▶ [Requirement]
Reproduce every item below verbatim, line for line, and omit the pictures from your output.

▶ [Records supplied]
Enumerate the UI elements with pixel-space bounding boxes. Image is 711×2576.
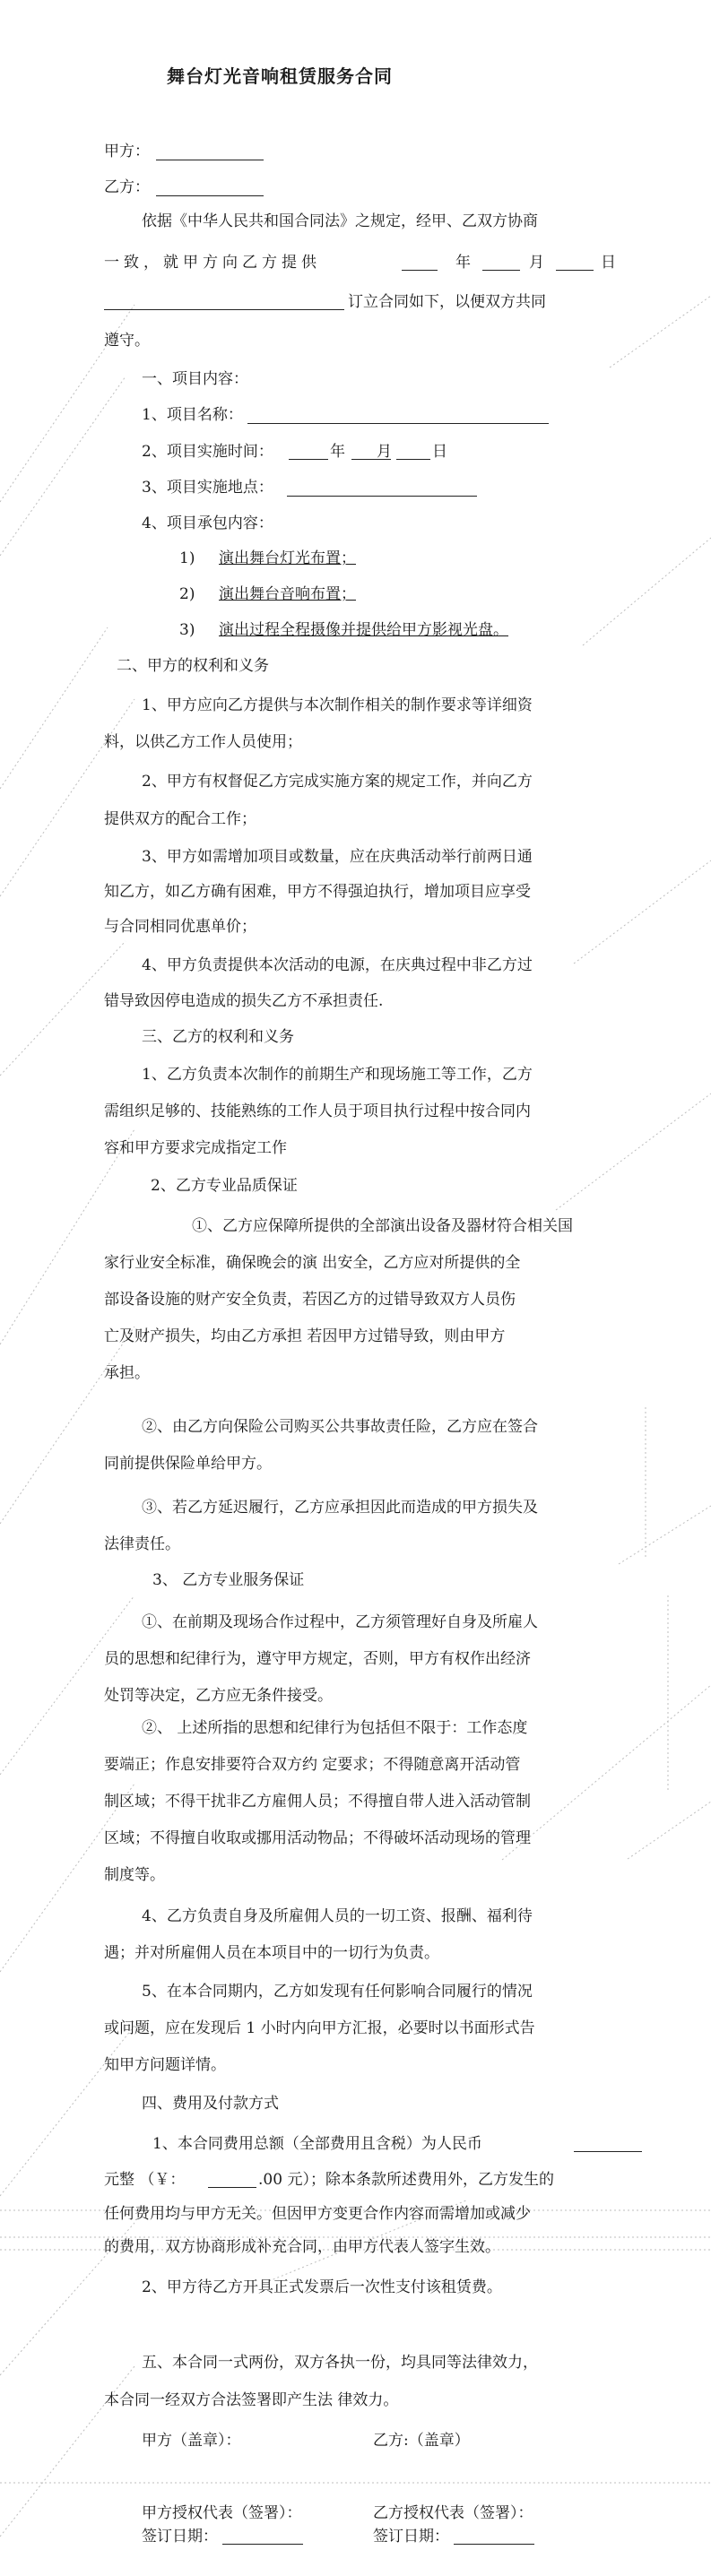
s1-date-blank-y: [289, 459, 328, 460]
s3-sv1-l2: 员的思想和纪律行为，遵守甲方规定，否则，甲方有权作出经济: [104, 1650, 531, 1668]
s1-project-name: 1、项目名称：: [142, 406, 243, 424]
party-b-rep: 乙方授权代表（签署）：: [373, 2504, 533, 2522]
s4-yen-blank: [208, 2187, 256, 2188]
s2-p4-l2: 错导致因停电造成的损失乙方不承担责任.: [104, 992, 384, 1010]
s1-item-3: 演出过程全程摄像并提供给甲方影视光盘。: [219, 621, 508, 639]
s1-place: 3、项目实施地点：: [142, 479, 273, 497]
s1-place-blank: [287, 496, 477, 497]
s3-sv2-l5: 制度等。: [104, 1866, 165, 1884]
intro-year: 年: [455, 254, 471, 272]
s3-sv2-l2: 要端正；作息安排要符合双方约 定要求；不得随意离开活动管: [104, 1756, 521, 1774]
s2-p2-l2: 提供双方的配合工作；: [104, 810, 256, 828]
s2-p4-l1: 4、甲方负责提供本次活动的电源，在庆典过程中非乙方过: [142, 956, 533, 974]
s4-p1-l2-mid: .00 元）；除本条款所述费用外，乙方发生的: [258, 2171, 554, 2189]
intro-blank-year: [482, 270, 520, 271]
s2-p1-l1: 1、甲方应向乙方提供与本次制作相关的制作要求等详细资: [142, 696, 533, 714]
s3-sv2-l3: 制区域；不得干扰非乙方雇佣人员；不得擅自带人进入活动管制: [104, 1793, 531, 1811]
s1-date-day: 日: [432, 443, 447, 461]
s2-p3-l3: 与合同相同优惠单价；: [104, 918, 256, 936]
party-b-seal: 乙方:（盖章）: [373, 2432, 470, 2450]
party-b-label: 乙方：: [104, 178, 150, 196]
s1-project-name-blank: [247, 423, 549, 424]
intro-line-1: 依据《中华人民共和国合同法》之规定，经甲、乙双方协商: [142, 212, 538, 230]
s3-p4-l1: 4、乙方负责自身及所雇佣人员的一切工资、报酬、福利待: [142, 1907, 533, 1925]
s3-p4-l2: 遇；并对所雇佣人员在本项目中的一切行为负责。: [104, 1944, 439, 1962]
s1-item-1: 演出舞台灯光布置；: [219, 549, 356, 567]
s5-line-1: 五、本合同一式两份，双方各执一份，均具同等法律效力，: [142, 2354, 538, 2372]
intro-day: 日: [601, 254, 616, 272]
s3-q2-l1: ②、由乙方向保险公司购买公共事故责任险，乙方应在签合: [142, 1418, 538, 1436]
s3-q1-l1: ①、乙方应保障所提供的全部演出设备及器材符合相关国: [192, 1217, 573, 1235]
s3-quality-heading: 2、乙方专业品质保证: [151, 1177, 298, 1195]
s1-item-2: 演出舞台音响布置；: [219, 585, 356, 603]
party-a-seal: 甲方（盖章）：: [142, 2432, 241, 2450]
party-b-blank: [156, 195, 264, 196]
s3-service-heading: 3、 乙方专业服务保证: [152, 1571, 305, 1589]
party-a-date-blank: [222, 2544, 303, 2545]
intro-blank-long: [104, 309, 344, 310]
contract-title: 舞台灯光音响租赁服务合同: [167, 65, 393, 87]
s1-date-month: 月: [377, 443, 392, 461]
s2-p1-l2: 料，以供乙方工作人员使用；: [104, 733, 302, 751]
s4-p1-l3: 任何费用均与甲方无关。但因甲方变更合作内容而需增加或减少: [104, 2205, 531, 2223]
s3-sv1-l1: ①、在前期及现场合作过程中，乙方须管理好自身及所雇人: [142, 1613, 538, 1631]
s5-line-2: 本合同一经双方合法签署即产生法 律效力。: [104, 2391, 399, 2409]
s2-heading: 二、甲方的权利和义务: [117, 657, 269, 675]
s4-p1-l4: 的费用，双方协商形成补充合同，由甲方代表人签字生效。: [104, 2238, 500, 2256]
s3-sv2-l4: 区域；不得擅自收取或挪用活动物品；不得破坏活动现场的管理: [104, 1829, 531, 1847]
s3-sv2-l1: ②、 上述所指的思想和纪律行为包括但不限于：工作态度: [142, 1719, 528, 1737]
s2-p2-l1: 2、甲方有权督促乙方完成实施方案的规定工作，并向乙方: [142, 773, 533, 791]
s3-p1-l1: 1、乙方负责本次制作的前期生产和现场施工等工作，乙方: [142, 1066, 533, 1084]
s4-amount-blank: [574, 2151, 642, 2152]
intro-line-3: 订立合同如下，以便双方共同: [348, 293, 546, 311]
s1-scope: 4、项目承包内容：: [142, 514, 273, 532]
s1-item-2-no: 2): [179, 585, 195, 603]
s3-q2-l2: 同前提供保险单给甲方。: [104, 1455, 272, 1473]
s1-item-3-no: 3): [179, 621, 195, 639]
s4-p2: 2、甲方待乙方开具正式发票后一次性支付该租赁费。: [142, 2278, 502, 2296]
s2-p3-l2: 知乙方，如乙方确有困难，甲方不得强迫执行，增加项目应享受: [104, 883, 531, 901]
s2-p3-l1: 3、甲方如需增加项目或数量，应在庆典活动举行前两日通: [142, 848, 533, 866]
party-a-label: 甲方：: [104, 143, 150, 160]
intro-line-2: 一致，就甲方向乙方提供: [104, 254, 321, 272]
s4-heading: 四、费用及付款方式: [142, 2095, 279, 2113]
s3-q1-l3: 部设备设施的财产安全负责，若因乙方的过错导致双方人员伤: [104, 1291, 516, 1309]
s3-p5-l2: 或问题，应在发现后 1 小时内向甲方汇报，必要时以书面形式告: [104, 2019, 535, 2037]
s3-p1-l2: 需组织足够的、技能熟练的工作人员于项目执行过程中按合同内: [104, 1102, 531, 1120]
s3-p5-l1: 5、在本合同期内，乙方如发现有任何影响合同履行的情况: [142, 1983, 533, 2001]
party-b-date: 签订日期：: [373, 2528, 449, 2546]
s1-item-1-no: 1): [179, 549, 195, 567]
intro-blank-month: [556, 270, 594, 271]
s3-q1-l5: 承担。: [104, 1364, 150, 1382]
s1-heading: 一、项目内容：: [142, 370, 248, 388]
s3-sv1-l3: 处罚等决定，乙方应无条件接受。: [104, 1687, 333, 1705]
s3-q3-l2: 法律责任。: [104, 1535, 180, 1553]
s3-p1-l3: 容和甲方要求完成指定工作: [104, 1139, 287, 1157]
s1-date-label: 2、项目实施时间：: [142, 443, 273, 461]
s3-q1-l4: 亡及财产损失，均由乙方承担 若因甲方过错导致，则由甲方: [104, 1327, 506, 1345]
party-b-date-blank: [454, 2544, 534, 2545]
party-a-rep: 甲方授权代表（签署）：: [142, 2504, 302, 2522]
s3-p5-l3: 知甲方问题详情。: [104, 2056, 226, 2074]
intro-month: 月: [529, 254, 544, 272]
s1-date-year: 年: [330, 443, 345, 461]
s3-q1-l2: 家行业安全标准，确保晚会的演 出安全，乙方应对所提供的全: [104, 1254, 521, 1272]
s3-heading: 三、乙方的权利和义务: [142, 1028, 294, 1046]
s1-date-blank-d: [396, 459, 430, 460]
s4-p1-l1: 1、本合同费用总额（全部费用且含税）为人民币: [152, 2135, 482, 2153]
intro-blank-a: [402, 270, 438, 271]
intro-line-4: 遵守。: [104, 332, 150, 350]
party-a-date: 签订日期：: [142, 2528, 218, 2546]
s4-p1-l2-pre: 元整 （￥：: [104, 2171, 186, 2189]
s3-q3-l1: ③、若乙方延迟履行，乙方应承担因此而造成的甲方损失及: [142, 1499, 538, 1517]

▶ [Answer below]
Enumerate the UI elements with pixel-space bounding boxes. Image is 711×2576.
s1-date-blank-y: [289, 459, 328, 460]
s3-sv1-l2: 员的思想和纪律行为，遵守甲方规定，否则，甲方有权作出经济: [104, 1650, 531, 1668]
s1-project-name: 1、项目名称：: [142, 406, 243, 424]
party-b-rep: 乙方授权代表（签署）：: [373, 2504, 533, 2522]
s4-yen-blank: [208, 2187, 256, 2188]
s2-p4-l2: 错导致因停电造成的损失乙方不承担责任.: [104, 992, 384, 1010]
s1-item-3: 演出过程全程摄像并提供给甲方影视光盘。: [219, 621, 508, 639]
s1-place: 3、项目实施地点：: [142, 479, 273, 497]
s1-place-blank: [287, 496, 477, 497]
s3-sv2-l5: 制度等。: [104, 1866, 165, 1884]
intro-year: 年: [455, 254, 471, 272]
s3-sv2-l2: 要端正；作息安排要符合双方约 定要求；不得随意离开活动管: [104, 1756, 521, 1774]
s2-p2-l2: 提供双方的配合工作；: [104, 810, 256, 828]
s2-p4-l1: 4、甲方负责提供本次活动的电源，在庆典过程中非乙方过: [142, 956, 533, 974]
s4-p1-l2-mid: .00 元）；除本条款所述费用外，乙方发生的: [258, 2171, 554, 2189]
intro-blank-year: [482, 270, 520, 271]
s2-p1-l1: 1、甲方应向乙方提供与本次制作相关的制作要求等详细资: [142, 696, 533, 714]
s3-sv2-l3: 制区域；不得干扰非乙方雇佣人员；不得擅自带人进入活动管制: [104, 1793, 531, 1811]
s1-date-day: 日: [432, 443, 447, 461]
s2-p3-l3: 与合同相同优惠单价；: [104, 918, 256, 936]
party-b-seal: 乙方:（盖章）: [373, 2432, 470, 2450]
party-b-label: 乙方：: [104, 178, 150, 196]
s1-project-name-blank: [247, 423, 549, 424]
intro-line-1: 依据《中华人民共和国合同法》之规定，经甲、乙双方协商: [142, 212, 538, 230]
s3-p4-l1: 4、乙方负责自身及所雇佣人员的一切工资、报酬、福利待: [142, 1907, 533, 1925]
s3-p4-l2: 遇；并对所雇佣人员在本项目中的一切行为负责。: [104, 1944, 439, 1962]
s1-item-1: 演出舞台灯光布置；: [219, 549, 356, 567]
s5-line-1: 五、本合同一式两份，双方各执一份，均具同等法律效力，: [142, 2354, 538, 2372]
intro-day: 日: [601, 254, 616, 272]
s3-q2-l1: ②、由乙方向保险公司购买公共事故责任险，乙方应在签合: [142, 1418, 538, 1436]
s3-q1-l1: ①、乙方应保障所提供的全部演出设备及器材符合相关国: [192, 1217, 573, 1235]
s3-quality-heading: 2、乙方专业品质保证: [151, 1177, 298, 1195]
s1-item-2: 演出舞台音响布置；: [219, 585, 356, 603]
party-a-seal: 甲方（盖章）：: [142, 2432, 241, 2450]
party-b-blank: [156, 195, 264, 196]
s3-service-heading: 3、 乙方专业服务保证: [152, 1571, 305, 1589]
party-a-date-blank: [222, 2544, 303, 2545]
intro-blank-long: [104, 309, 344, 310]
contract-title: 舞台灯光音响租赁服务合同: [167, 65, 393, 87]
s1-date-month: 月: [377, 443, 392, 461]
s2-p1-l2: 料，以供乙方工作人员使用；: [104, 733, 302, 751]
s4-p1-l3: 任何费用均与甲方无关。但因甲方变更合作内容而需增加或减少: [104, 2205, 531, 2223]
s3-sv1-l1: ①、在前期及现场合作过程中，乙方须管理好自身及所雇人: [142, 1613, 538, 1631]
s5-line-2: 本合同一经双方合法签署即产生法 律效力。: [104, 2391, 399, 2409]
s2-heading: 二、甲方的权利和义务: [117, 657, 269, 675]
s4-p1-l4: 的费用，双方协商形成补充合同，由甲方代表人签字生效。: [104, 2238, 500, 2256]
s3-sv2-l4: 区域；不得擅自收取或挪用活动物品；不得破坏活动现场的管理: [104, 1829, 531, 1847]
s3-sv2-l1: ②、 上述所指的思想和纪律行为包括但不限于：工作态度: [142, 1719, 528, 1737]
s2-p2-l1: 2、甲方有权督促乙方完成实施方案的规定工作，并向乙方: [142, 773, 533, 791]
s3-p1-l1: 1、乙方负责本次制作的前期生产和现场施工等工作，乙方: [142, 1066, 533, 1084]
s4-amount-blank: [574, 2151, 642, 2152]
intro-line-3: 订立合同如下，以便双方共同: [348, 293, 546, 311]
s1-scope: 4、项目承包内容：: [142, 514, 273, 532]
s1-item-2-no: 2): [179, 585, 195, 603]
s3-q2-l2: 同前提供保险单给甲方。: [104, 1455, 272, 1473]
s1-item-3-no: 3): [179, 621, 195, 639]
s4-p2: 2、甲方待乙方开具正式发票后一次性支付该租赁费。: [142, 2278, 502, 2296]
s2-p3-l2: 知乙方，如乙方确有困难，甲方不得强迫执行，增加项目应享受: [104, 883, 531, 901]
s2-p3-l1: 3、甲方如需增加项目或数量，应在庆典活动举行前两日通: [142, 848, 533, 866]
party-a-label: 甲方：: [104, 143, 150, 160]
intro-line-2: 一致，就甲方向乙方提供: [104, 254, 321, 272]
s4-heading: 四、费用及付款方式: [142, 2095, 279, 2113]
s3-q1-l3: 部设备设施的财产安全负责，若因乙方的过错导致双方人员伤: [104, 1291, 516, 1309]
s3-p5-l2: 或问题，应在发现后 1 小时内向甲方汇报，必要时以书面形式告: [104, 2019, 535, 2037]
s3-p1-l2: 需组织足够的、技能熟练的工作人员于项目执行过程中按合同内: [104, 1102, 531, 1120]
s3-p5-l1: 5、在本合同期内，乙方如发现有任何影响合同履行的情况: [142, 1983, 533, 2001]
party-b-date: 签订日期：: [373, 2528, 449, 2546]
s1-item-1-no: 1): [179, 549, 195, 567]
intro-blank-month: [556, 270, 594, 271]
s3-q1-l5: 承担。: [104, 1364, 150, 1382]
s1-heading: 一、项目内容：: [142, 370, 248, 388]
s3-sv1-l3: 处罚等决定，乙方应无条件接受。: [104, 1687, 333, 1705]
s3-q3-l2: 法律责任。: [104, 1535, 180, 1553]
s3-p1-l3: 容和甲方要求完成指定工作: [104, 1139, 287, 1157]
s1-date-label: 2、项目实施时间：: [142, 443, 273, 461]
s3-q1-l4: 亡及财产损失，均由乙方承担 若因甲方过错导致，则由甲方: [104, 1327, 506, 1345]
party-b-date-blank: [454, 2544, 534, 2545]
party-a-rep: 甲方授权代表（签署）：: [142, 2504, 302, 2522]
s3-p5-l3: 知甲方问题详情。: [104, 2056, 226, 2074]
intro-month: 月: [529, 254, 544, 272]
s1-date-year: 年: [330, 443, 345, 461]
s3-q1-l2: 家行业安全标准，确保晚会的演 出安全，乙方应对所提供的全: [104, 1254, 521, 1272]
s3-heading: 三、乙方的权利和义务: [142, 1028, 294, 1046]
s1-date-blank-d: [396, 459, 430, 460]
s4-p1-l1: 1、本合同费用总额（全部费用且含税）为人民币: [152, 2135, 482, 2153]
intro-blank-a: [402, 270, 438, 271]
intro-line-4: 遵守。: [104, 332, 150, 350]
party-a-date: 签订日期：: [142, 2528, 218, 2546]
s4-p1-l2-pre: 元整 （￥：: [104, 2171, 186, 2189]
s3-q3-l1: ③、若乙方延迟履行，乙方应承担因此而造成的甲方损失及: [142, 1499, 538, 1517]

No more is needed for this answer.